OBJECTIVE
Every record must be repeated exactly, with no omission.

INPUT ROWS
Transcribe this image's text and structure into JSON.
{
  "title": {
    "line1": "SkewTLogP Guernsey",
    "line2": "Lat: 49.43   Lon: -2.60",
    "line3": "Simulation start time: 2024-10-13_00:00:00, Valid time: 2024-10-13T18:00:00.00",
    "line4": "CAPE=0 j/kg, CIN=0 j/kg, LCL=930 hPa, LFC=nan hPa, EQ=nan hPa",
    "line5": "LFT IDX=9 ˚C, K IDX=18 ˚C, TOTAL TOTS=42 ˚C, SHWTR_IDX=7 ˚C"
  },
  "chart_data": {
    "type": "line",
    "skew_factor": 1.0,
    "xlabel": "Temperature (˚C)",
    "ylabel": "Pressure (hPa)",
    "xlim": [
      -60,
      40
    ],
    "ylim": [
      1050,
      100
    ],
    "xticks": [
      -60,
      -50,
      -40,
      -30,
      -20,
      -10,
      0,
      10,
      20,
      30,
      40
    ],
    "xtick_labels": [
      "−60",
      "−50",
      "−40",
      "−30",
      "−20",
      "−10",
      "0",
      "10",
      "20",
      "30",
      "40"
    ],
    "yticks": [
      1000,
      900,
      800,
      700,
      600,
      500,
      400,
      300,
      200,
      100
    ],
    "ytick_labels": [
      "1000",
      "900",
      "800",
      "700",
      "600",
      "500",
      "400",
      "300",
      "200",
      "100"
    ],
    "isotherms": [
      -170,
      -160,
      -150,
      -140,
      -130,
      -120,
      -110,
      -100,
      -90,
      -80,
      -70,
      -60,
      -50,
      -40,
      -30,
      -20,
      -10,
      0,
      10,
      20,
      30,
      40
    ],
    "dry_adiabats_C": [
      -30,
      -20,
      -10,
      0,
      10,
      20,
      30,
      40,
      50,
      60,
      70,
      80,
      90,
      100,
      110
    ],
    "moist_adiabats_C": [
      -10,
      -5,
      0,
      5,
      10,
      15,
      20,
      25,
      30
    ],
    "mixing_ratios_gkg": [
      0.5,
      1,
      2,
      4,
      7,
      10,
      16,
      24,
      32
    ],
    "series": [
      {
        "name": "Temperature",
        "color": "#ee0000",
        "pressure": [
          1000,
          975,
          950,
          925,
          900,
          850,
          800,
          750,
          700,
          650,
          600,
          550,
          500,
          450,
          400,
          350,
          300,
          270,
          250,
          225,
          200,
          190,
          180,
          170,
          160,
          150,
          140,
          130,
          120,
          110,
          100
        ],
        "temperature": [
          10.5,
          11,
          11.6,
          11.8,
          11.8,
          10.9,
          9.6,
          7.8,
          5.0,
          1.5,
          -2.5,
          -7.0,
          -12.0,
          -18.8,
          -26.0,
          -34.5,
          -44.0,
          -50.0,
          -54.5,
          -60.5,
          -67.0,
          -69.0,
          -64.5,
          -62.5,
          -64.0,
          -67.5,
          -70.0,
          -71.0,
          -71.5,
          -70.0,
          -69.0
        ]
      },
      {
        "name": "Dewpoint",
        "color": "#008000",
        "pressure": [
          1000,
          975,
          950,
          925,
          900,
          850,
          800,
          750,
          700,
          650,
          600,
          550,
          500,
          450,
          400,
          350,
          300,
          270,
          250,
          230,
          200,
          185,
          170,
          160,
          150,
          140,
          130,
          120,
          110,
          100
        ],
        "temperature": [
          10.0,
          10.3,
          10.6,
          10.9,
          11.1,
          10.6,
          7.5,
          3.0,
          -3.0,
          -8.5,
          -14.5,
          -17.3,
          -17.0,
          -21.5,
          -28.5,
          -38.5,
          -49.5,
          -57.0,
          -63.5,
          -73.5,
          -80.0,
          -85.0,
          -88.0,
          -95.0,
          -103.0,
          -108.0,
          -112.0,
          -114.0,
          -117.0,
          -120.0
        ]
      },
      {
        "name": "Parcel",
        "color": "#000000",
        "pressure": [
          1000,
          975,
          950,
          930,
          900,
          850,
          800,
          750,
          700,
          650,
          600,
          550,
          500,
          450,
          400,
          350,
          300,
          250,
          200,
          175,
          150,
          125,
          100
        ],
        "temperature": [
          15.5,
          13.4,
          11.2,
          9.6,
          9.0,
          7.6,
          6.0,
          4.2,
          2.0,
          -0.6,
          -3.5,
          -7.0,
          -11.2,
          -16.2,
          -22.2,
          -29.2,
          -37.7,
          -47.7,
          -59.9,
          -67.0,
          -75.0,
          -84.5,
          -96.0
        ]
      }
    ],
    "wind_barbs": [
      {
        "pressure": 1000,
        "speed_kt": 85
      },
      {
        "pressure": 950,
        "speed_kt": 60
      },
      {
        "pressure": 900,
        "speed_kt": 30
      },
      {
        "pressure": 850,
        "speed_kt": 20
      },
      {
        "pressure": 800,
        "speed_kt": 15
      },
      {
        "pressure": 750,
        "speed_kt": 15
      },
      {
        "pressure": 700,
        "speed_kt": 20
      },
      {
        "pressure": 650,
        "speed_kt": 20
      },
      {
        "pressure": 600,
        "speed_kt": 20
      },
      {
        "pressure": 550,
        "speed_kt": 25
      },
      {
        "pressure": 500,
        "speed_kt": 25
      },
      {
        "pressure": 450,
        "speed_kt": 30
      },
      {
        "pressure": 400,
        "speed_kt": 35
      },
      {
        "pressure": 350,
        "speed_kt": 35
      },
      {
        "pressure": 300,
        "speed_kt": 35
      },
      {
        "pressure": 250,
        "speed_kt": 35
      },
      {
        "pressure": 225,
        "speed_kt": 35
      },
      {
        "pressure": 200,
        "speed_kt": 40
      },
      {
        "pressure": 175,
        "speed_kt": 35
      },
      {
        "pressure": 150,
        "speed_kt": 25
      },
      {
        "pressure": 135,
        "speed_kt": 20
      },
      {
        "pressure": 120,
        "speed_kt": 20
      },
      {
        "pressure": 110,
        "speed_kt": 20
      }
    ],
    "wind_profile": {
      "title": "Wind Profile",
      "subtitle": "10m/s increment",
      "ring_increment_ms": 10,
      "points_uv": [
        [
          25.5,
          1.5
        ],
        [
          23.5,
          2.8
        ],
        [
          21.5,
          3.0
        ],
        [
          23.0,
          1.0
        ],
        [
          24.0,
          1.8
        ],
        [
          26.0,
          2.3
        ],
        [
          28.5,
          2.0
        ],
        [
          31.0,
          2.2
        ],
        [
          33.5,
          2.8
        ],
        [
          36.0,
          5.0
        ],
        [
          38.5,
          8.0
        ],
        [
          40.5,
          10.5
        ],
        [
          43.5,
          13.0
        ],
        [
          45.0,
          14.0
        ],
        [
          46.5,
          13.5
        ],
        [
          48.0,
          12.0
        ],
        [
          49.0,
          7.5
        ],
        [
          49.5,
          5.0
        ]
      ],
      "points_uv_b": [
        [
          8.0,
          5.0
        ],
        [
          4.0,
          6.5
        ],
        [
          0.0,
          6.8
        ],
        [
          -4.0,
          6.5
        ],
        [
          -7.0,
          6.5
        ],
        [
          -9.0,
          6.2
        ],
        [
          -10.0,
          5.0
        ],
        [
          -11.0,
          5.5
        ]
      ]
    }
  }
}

RESPONSE TO THIS EXERCISE
Transcribe this image's text and structure into JSON.
{
  "title": {
    "line1": "SkewTLogP Guernsey",
    "line2": "Lat: 49.43   Lon: -2.60",
    "line3": "Simulation start time: 2024-10-13_00:00:00, Valid time: 2024-10-13T18:00:00.00",
    "line4": "CAPE=0 j/kg, CIN=0 j/kg, LCL=930 hPa, LFC=nan hPa, EQ=nan hPa",
    "line5": "LFT IDX=9 ˚C, K IDX=18 ˚C, TOTAL TOTS=42 ˚C, SHWTR_IDX=7 ˚C"
  },
  "chart_data": {
    "type": "line",
    "skew_factor": 1.0,
    "xlabel": "Temperature (˚C)",
    "ylabel": "Pressure (hPa)",
    "xlim": [
      -60,
      40
    ],
    "ylim": [
      1050,
      100
    ],
    "xticks": [
      -60,
      -50,
      -40,
      -30,
      -20,
      -10,
      0,
      10,
      20,
      30,
      40
    ],
    "xtick_labels": [
      "−60",
      "−50",
      "−40",
      "−30",
      "−20",
      "−10",
      "0",
      "10",
      "20",
      "30",
      "40"
    ],
    "yticks": [
      1000,
      900,
      800,
      700,
      600,
      500,
      400,
      300,
      200,
      100
    ],
    "ytick_labels": [
      "1000",
      "900",
      "800",
      "700",
      "600",
      "500",
      "400",
      "300",
      "200",
      "100"
    ],
    "isotherms": [
      -170,
      -160,
      -150,
      -140,
      -130,
      -120,
      -110,
      -100,
      -90,
      -80,
      -70,
      -60,
      -50,
      -40,
      -30,
      -20,
      -10,
      0,
      10,
      20,
      30,
      40
    ],
    "dry_adiabats_C": [
      -30,
      -20,
      -10,
      0,
      10,
      20,
      30,
      40,
      50,
      60,
      70,
      80,
      90,
      100,
      110
    ],
    "moist_adiabats_C": [
      -10,
      -5,
      0,
      5,
      10,
      15,
      20,
      25,
      30
    ],
    "mixing_ratios_gkg": [
      0.5,
      1,
      2,
      4,
      7,
      10,
      16,
      24,
      32
    ],
    "series": [
      {
        "name": "Temperature",
        "color": "#ee0000",
        "pressure": [
          1000,
          975,
          950,
          925,
          900,
          850,
          800,
          750,
          700,
          650,
          600,
          550,
          500,
          450,
          400,
          350,
          300,
          270,
          250,
          225,
          200,
          190,
          180,
          170,
          160,
          150,
          140,
          130,
          120,
          110,
          100
        ],
        "temperature": [
          10.5,
          11,
          11.6,
          11.8,
          11.8,
          10.9,
          9.6,
          7.8,
          5.0,
          1.5,
          -2.5,
          -7.0,
          -12.0,
          -18.8,
          -26.0,
          -34.5,
          -44.0,
          -50.0,
          -54.5,
          -60.5,
          -67.0,
          -69.0,
          -64.5,
          -62.5,
          -64.0,
          -67.5,
          -70.0,
          -71.0,
          -71.5,
          -70.0,
          -69.0
        ]
      },
      {
        "name": "Dewpoint",
        "color": "#008000",
        "pressure": [
          1000,
          975,
          950,
          925,
          900,
          850,
          800,
          750,
          700,
          650,
          600,
          550,
          500,
          450,
          400,
          350,
          300,
          270,
          250,
          230,
          200,
          185,
          170,
          160,
          150,
          140,
          130,
          120,
          110,
          100
        ],
        "temperature": [
          10.0,
          10.3,
          10.6,
          10.9,
          11.1,
          10.6,
          7.5,
          3.0,
          -3.0,
          -8.5,
          -14.5,
          -17.3,
          -17.0,
          -21.5,
          -28.5,
          -38.5,
          -49.5,
          -57.0,
          -63.5,
          -73.5,
          -80.0,
          -85.0,
          -88.0,
          -95.0,
          -103.0,
          -108.0,
          -112.0,
          -114.0,
          -117.0,
          -120.0
        ]
      },
      {
        "name": "Parcel",
        "color": "#000000",
        "pressure": [
          1000,
          975,
          950,
          930,
          900,
          850,
          800,
          750,
          700,
          650,
          600,
          550,
          500,
          450,
          400,
          350,
          300,
          250,
          200,
          175,
          150,
          125,
          100
        ],
        "temperature": [
          15.5,
          13.4,
          11.2,
          9.6,
          9.0,
          7.6,
          6.0,
          4.2,
          2.0,
          -0.6,
          -3.5,
          -7.0,
          -11.2,
          -16.2,
          -22.2,
          -29.2,
          -37.7,
          -47.7,
          -59.9,
          -67.0,
          -75.0,
          -84.5,
          -96.0
        ]
      }
    ],
    "wind_barbs": [
      {
        "pressure": 1000,
        "speed_kt": 85
      },
      {
        "pressure": 950,
        "speed_kt": 60
      },
      {
        "pressure": 900,
        "speed_kt": 30
      },
      {
        "pressure": 850,
        "speed_kt": 20
      },
      {
        "pressure": 800,
        "speed_kt": 15
      },
      {
        "pressure": 750,
        "speed_kt": 15
      },
      {
        "pressure": 700,
        "speed_kt": 20
      },
      {
        "pressure": 650,
        "speed_kt": 20
      },
      {
        "pressure": 600,
        "speed_kt": 20
      },
      {
        "pressure": 550,
        "speed_kt": 25
      },
      {
        "pressure": 500,
        "speed_kt": 25
      },
      {
        "pressure": 450,
        "speed_kt": 30
      },
      {
        "pressure": 400,
        "speed_kt": 35
      },
      {
        "pressure": 350,
        "speed_kt": 35
      },
      {
        "pressure": 300,
        "speed_kt": 35
      },
      {
        "pressure": 250,
        "speed_kt": 35
      },
      {
        "pressure": 225,
        "speed_kt": 35
      },
      {
        "pressure": 200,
        "speed_kt": 40
      },
      {
        "pressure": 175,
        "speed_kt": 35
      },
      {
        "pressure": 150,
        "speed_kt": 25
      },
      {
        "pressure": 135,
        "speed_kt": 20
      },
      {
        "pressure": 120,
        "speed_kt": 20
      },
      {
        "pressure": 110,
        "speed_kt": 20
      }
    ],
    "wind_profile": {
      "title": "Wind Profile",
      "subtitle": "10m/s increment",
      "ring_increment_ms": 10,
      "points_uv": [
        [
          25.5,
          1.5
        ],
        [
          23.5,
          2.8
        ],
        [
          21.5,
          3.0
        ],
        [
          23.0,
          1.0
        ],
        [
          24.0,
          1.8
        ],
        [
          26.0,
          2.3
        ],
        [
          28.5,
          2.0
        ],
        [
          31.0,
          2.2
        ],
        [
          33.5,
          2.8
        ],
        [
          36.0,
          5.0
        ],
        [
          38.5,
          8.0
        ],
        [
          40.5,
          10.5
        ],
        [
          43.5,
          13.0
        ],
        [
          45.0,
          14.0
        ],
        [
          46.5,
          13.5
        ],
        [
          48.0,
          12.0
        ],
        [
          49.0,
          7.5
        ],
        [
          49.5,
          5.0
        ]
      ],
      "points_uv_b": [
        [
          8.0,
          5.0
        ],
        [
          4.0,
          6.5
        ],
        [
          0.0,
          6.8
        ],
        [
          -4.0,
          6.5
        ],
        [
          -7.0,
          6.5
        ],
        [
          -9.0,
          6.2
        ],
        [
          -10.0,
          5.0
        ],
        [
          -11.0,
          5.5
        ]
      ]
    }
  }
}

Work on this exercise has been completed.